* Problem to solve: Can you copy out every line of the listing below without a single change, omitting the pictures?

* Provided data:
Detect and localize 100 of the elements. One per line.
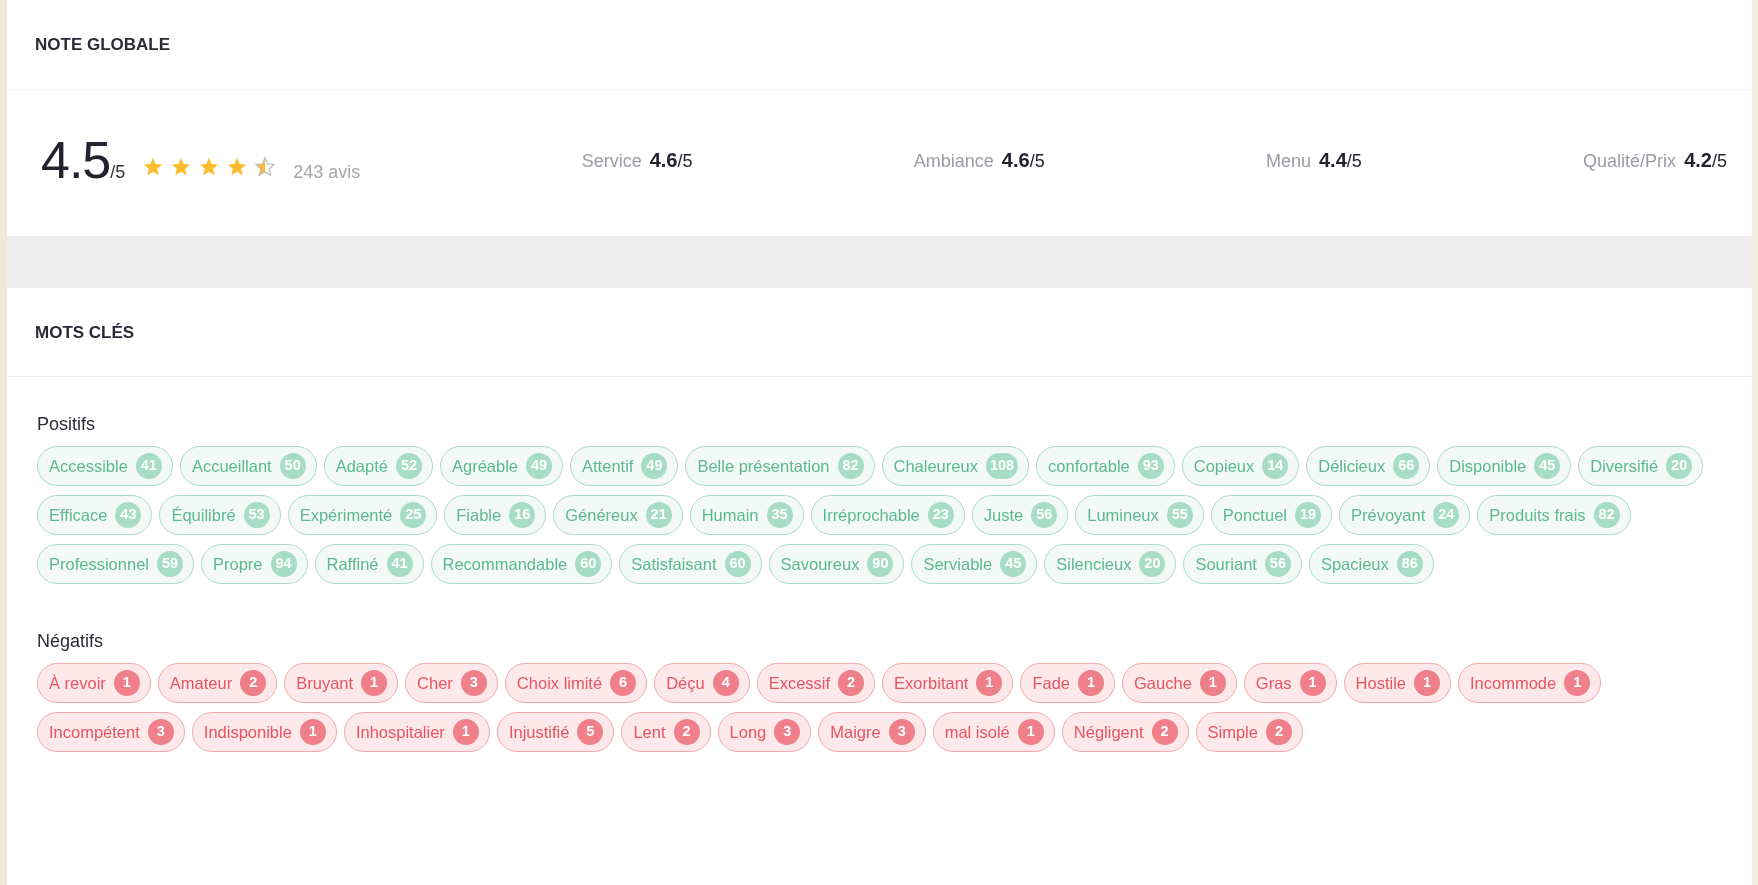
keyword-tag: Chaleureux 108 <box>881 446 1030 486</box>
criterion-label: Menu <box>1265 149 1311 173</box>
score-max: /5 <box>1711 150 1727 171</box>
count-badge: 56 <box>1264 551 1291 577</box>
criterion-label: Service <box>581 149 642 173</box>
count-badge: 45 <box>1000 551 1027 577</box>
half-star-icon <box>253 155 278 178</box>
review-count: 243 avis <box>293 160 361 184</box>
keyword-tag: Raffiné 41 <box>314 544 424 584</box>
keyword-tag: Simple 2 <box>1195 712 1303 752</box>
keyword-tag: Prévoyant 24 <box>1339 495 1471 535</box>
count-badge: 20 <box>1139 551 1166 577</box>
count-badge: 35 <box>766 502 793 528</box>
criterion-score: 4.6 <box>649 148 678 171</box>
count-badge: 108 <box>985 453 1019 479</box>
count-badge: 4 <box>712 670 739 696</box>
keyword-tag: Serviable 45 <box>911 544 1038 584</box>
score-max: /5 <box>677 150 693 171</box>
keyword-tag: Silencieux 20 <box>1044 544 1177 584</box>
keyword-tag: Adapté 52 <box>323 446 433 486</box>
count-badge: 60 <box>575 551 602 577</box>
keyword-tag: Savoureux 90 <box>768 544 905 584</box>
count-badge: 16 <box>509 502 536 528</box>
group-label: Négatifs <box>37 630 105 653</box>
count-badge: 55 <box>1166 502 1193 528</box>
keyword-tag: mal isolé 1 <box>932 712 1055 752</box>
keyword-tag: Belle présentation 82 <box>685 446 875 486</box>
keyword-tag: Copieux 14 <box>1181 446 1300 486</box>
count-badge: 1 <box>1414 670 1440 696</box>
count-badge: 41 <box>135 453 162 479</box>
overall-score: 4.5 <box>41 133 111 186</box>
count-badge: 3 <box>774 719 801 745</box>
count-badge: 1 <box>361 670 388 696</box>
keyword-tag: Fiable 16 <box>444 495 547 535</box>
keyword-tag: Produits frais 82 <box>1477 495 1631 535</box>
criterion-score: 4.6 <box>1001 148 1030 171</box>
criterion-label: Qualité/Prix <box>1583 149 1677 173</box>
keyword-tag: Accueillant 50 <box>179 446 317 486</box>
count-badge: 60 <box>724 551 751 577</box>
count-badge: 2 <box>673 719 700 745</box>
keyword-tag: Ponctuel 19 <box>1210 495 1332 535</box>
keyword-tag: Recommandable 60 <box>430 544 613 584</box>
count-badge: 49 <box>526 453 553 479</box>
keyword-tag: Long 3 <box>717 712 812 752</box>
count-badge: 1 <box>1299 670 1326 696</box>
keyword-tag: Incompétent 3 <box>37 712 185 752</box>
keyword-tag: Professionnel 59 <box>37 544 194 584</box>
keyword-tag: Exorbitant 1 <box>882 663 1014 703</box>
keyword-tag: Gauche 1 <box>1122 663 1237 703</box>
count-badge: 56 <box>1031 502 1058 528</box>
count-badge: 6 <box>610 670 637 696</box>
score-max: /5 <box>1029 150 1045 171</box>
count-badge: 2 <box>1265 719 1292 745</box>
keyword-tag: Indisponible 1 <box>191 712 337 752</box>
count-badge: 20 <box>1666 453 1693 479</box>
count-badge: 1 <box>1564 670 1591 696</box>
count-badge: 43 <box>115 502 142 528</box>
count-badge: 21 <box>645 502 672 528</box>
keyword-tag: Fade 1 <box>1020 663 1115 703</box>
keyword-tag: Excessif 2 <box>756 663 876 703</box>
count-badge: 1 <box>1199 670 1226 696</box>
keyword-tag: Humain 35 <box>689 495 804 535</box>
count-badge: 82 <box>837 453 864 479</box>
count-badge: 2 <box>240 670 267 696</box>
count-badge: 1 <box>976 670 1003 696</box>
count-badge: 1 <box>1017 719 1044 745</box>
keyword-tag: Lent 2 <box>621 712 711 752</box>
count-badge: 3 <box>460 670 487 696</box>
keyword-tag: À revoir 1 <box>37 663 151 703</box>
count-badge: 24 <box>1433 502 1460 528</box>
count-badge: 1 <box>299 719 326 745</box>
keyword-tag: Propre 94 <box>201 544 308 584</box>
keyword-tag: Injustifié 5 <box>496 712 615 752</box>
count-badge: 41 <box>386 551 413 577</box>
keyword-tag: Délicieux 66 <box>1306 446 1431 486</box>
count-badge: 52 <box>395 453 422 479</box>
count-badge: 66 <box>1393 453 1420 479</box>
keyword-tag: Juste 56 <box>971 495 1069 535</box>
keyword-tag: Disponible 45 <box>1437 446 1572 486</box>
count-badge: 2 <box>838 670 865 696</box>
count-badge: 93 <box>1137 453 1164 479</box>
keyword-tag: Maigre 3 <box>818 712 926 752</box>
count-badge: 14 <box>1262 453 1289 479</box>
count-badge: 3 <box>147 719 174 745</box>
keyword-tag: Diversifié 20 <box>1578 446 1704 486</box>
keyword-tag: Souriant 56 <box>1183 544 1302 584</box>
keyword-tag: Bruyant 1 <box>284 663 399 703</box>
count-badge: 49 <box>641 453 668 479</box>
score-max: /5 <box>1346 150 1362 171</box>
keyword-tag: Incommode 1 <box>1458 663 1602 703</box>
count-badge: 3 <box>888 719 915 745</box>
count-badge: 19 <box>1295 502 1321 528</box>
section-title: MOTS CLÉS <box>7 287 1752 377</box>
count-badge: 90 <box>867 551 894 577</box>
keyword-tag: Satisfaisant 60 <box>619 544 762 584</box>
keyword-tag: Équilibré 53 <box>159 495 281 535</box>
count-badge: 59 <box>157 551 183 577</box>
keyword-tag: Négligent 2 <box>1061 712 1189 752</box>
count-badge: 45 <box>1534 453 1561 479</box>
score-max: /5 <box>110 161 126 184</box>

* Solution to this task:
Detect and localize 100 of the elements. One per line.
keyword-tag: Chaleureux 108 <box>881 446 1030 486</box>
criterion-label: Menu <box>1265 149 1311 173</box>
score-max: /5 <box>1711 150 1727 171</box>
count-badge: 56 <box>1264 551 1291 577</box>
criterion-label: Service <box>581 149 642 173</box>
count-badge: 45 <box>1000 551 1027 577</box>
half-star-icon <box>253 155 278 178</box>
review-count: 243 avis <box>293 160 361 184</box>
keyword-tag: Raffiné 41 <box>314 544 424 584</box>
keyword-tag: Simple 2 <box>1195 712 1303 752</box>
keyword-tag: Prévoyant 24 <box>1339 495 1471 535</box>
count-badge: 20 <box>1139 551 1166 577</box>
count-badge: 35 <box>766 502 793 528</box>
criterion-score: 4.6 <box>649 148 678 171</box>
count-badge: 108 <box>985 453 1019 479</box>
count-badge: 4 <box>712 670 739 696</box>
keyword-tag: Serviable 45 <box>911 544 1038 584</box>
score-max: /5 <box>677 150 693 171</box>
keyword-tag: Silencieux 20 <box>1044 544 1177 584</box>
keyword-tag: Adapté 52 <box>323 446 433 486</box>
count-badge: 60 <box>575 551 602 577</box>
keyword-tag: Savoureux 90 <box>768 544 905 584</box>
count-badge: 16 <box>509 502 536 528</box>
group-label: Négatifs <box>37 630 105 653</box>
count-badge: 55 <box>1166 502 1193 528</box>
keyword-tag: mal isolé 1 <box>932 712 1055 752</box>
keyword-tag: Belle présentation 82 <box>685 446 875 486</box>
keyword-tag: Copieux 14 <box>1181 446 1300 486</box>
count-badge: 1 <box>1414 670 1440 696</box>
count-badge: 41 <box>135 453 162 479</box>
overall-score: 4.5 <box>41 133 111 186</box>
count-badge: 3 <box>774 719 801 745</box>
count-badge: 1 <box>361 670 388 696</box>
keyword-tag: Fiable 16 <box>444 495 547 535</box>
keyword-tag: Produits frais 82 <box>1477 495 1631 535</box>
criterion-score: 4.6 <box>1001 148 1030 171</box>
criterion-label: Qualité/Prix <box>1583 149 1677 173</box>
keyword-tag: Accueillant 50 <box>179 446 317 486</box>
count-badge: 60 <box>724 551 751 577</box>
count-badge: 2 <box>673 719 700 745</box>
keyword-tag: Ponctuel 19 <box>1210 495 1332 535</box>
keyword-tag: Recommandable 60 <box>430 544 613 584</box>
count-badge: 49 <box>526 453 553 479</box>
keyword-tag: Long 3 <box>717 712 812 752</box>
count-badge: 1 <box>1299 670 1326 696</box>
keyword-tag: Incompétent 3 <box>37 712 185 752</box>
keyword-tag: Professionnel 59 <box>37 544 194 584</box>
keyword-tag: Exorbitant 1 <box>882 663 1014 703</box>
keyword-tag: Gauche 1 <box>1122 663 1237 703</box>
count-badge: 56 <box>1031 502 1058 528</box>
count-badge: 6 <box>610 670 637 696</box>
score-max: /5 <box>1029 150 1045 171</box>
count-badge: 2 <box>1265 719 1292 745</box>
keyword-tag: Indisponible 1 <box>191 712 337 752</box>
count-badge: 20 <box>1666 453 1693 479</box>
count-badge: 1 <box>1564 670 1591 696</box>
count-badge: 43 <box>115 502 142 528</box>
count-badge: 21 <box>645 502 672 528</box>
keyword-tag: Fade 1 <box>1020 663 1115 703</box>
keyword-tag: Excessif 2 <box>756 663 876 703</box>
count-badge: 1 <box>1199 670 1226 696</box>
keyword-tag: Humain 35 <box>689 495 804 535</box>
count-badge: 82 <box>837 453 864 479</box>
count-badge: 2 <box>240 670 267 696</box>
count-badge: 1 <box>976 670 1003 696</box>
count-badge: 1 <box>1017 719 1044 745</box>
keyword-tag: Lent 2 <box>621 712 711 752</box>
count-badge: 3 <box>460 670 487 696</box>
keyword-tag: À revoir 1 <box>37 663 151 703</box>
count-badge: 24 <box>1433 502 1460 528</box>
count-badge: 1 <box>299 719 326 745</box>
keyword-tag: Propre 94 <box>201 544 308 584</box>
keyword-tag: Injustifié 5 <box>496 712 615 752</box>
count-badge: 41 <box>386 551 413 577</box>
keyword-tag: Délicieux 66 <box>1306 446 1431 486</box>
count-badge: 52 <box>395 453 422 479</box>
count-badge: 66 <box>1393 453 1420 479</box>
keyword-tag: Juste 56 <box>971 495 1069 535</box>
keyword-tag: Disponible 45 <box>1437 446 1572 486</box>
count-badge: 2 <box>838 670 865 696</box>
count-badge: 93 <box>1137 453 1164 479</box>
keyword-tag: Maigre 3 <box>818 712 926 752</box>
count-badge: 14 <box>1262 453 1289 479</box>
count-badge: 3 <box>147 719 174 745</box>
keyword-tag: Diversifié 20 <box>1578 446 1704 486</box>
keyword-tag: Souriant 56 <box>1183 544 1302 584</box>
keyword-tag: Bruyant 1 <box>284 663 399 703</box>
count-badge: 49 <box>641 453 668 479</box>
score-max: /5 <box>1346 150 1362 171</box>
keyword-tag: Incommode 1 <box>1458 663 1602 703</box>
count-badge: 3 <box>888 719 915 745</box>
count-badge: 19 <box>1295 502 1321 528</box>
section-title: MOTS CLÉS <box>7 287 1752 377</box>
count-badge: 90 <box>867 551 894 577</box>
keyword-tag: Satisfaisant 60 <box>619 544 762 584</box>
keyword-tag: Équilibré 53 <box>159 495 281 535</box>
count-badge: 59 <box>157 551 183 577</box>
keyword-tag: Négligent 2 <box>1061 712 1189 752</box>
count-badge: 45 <box>1534 453 1561 479</box>
score-max: /5 <box>110 161 126 184</box>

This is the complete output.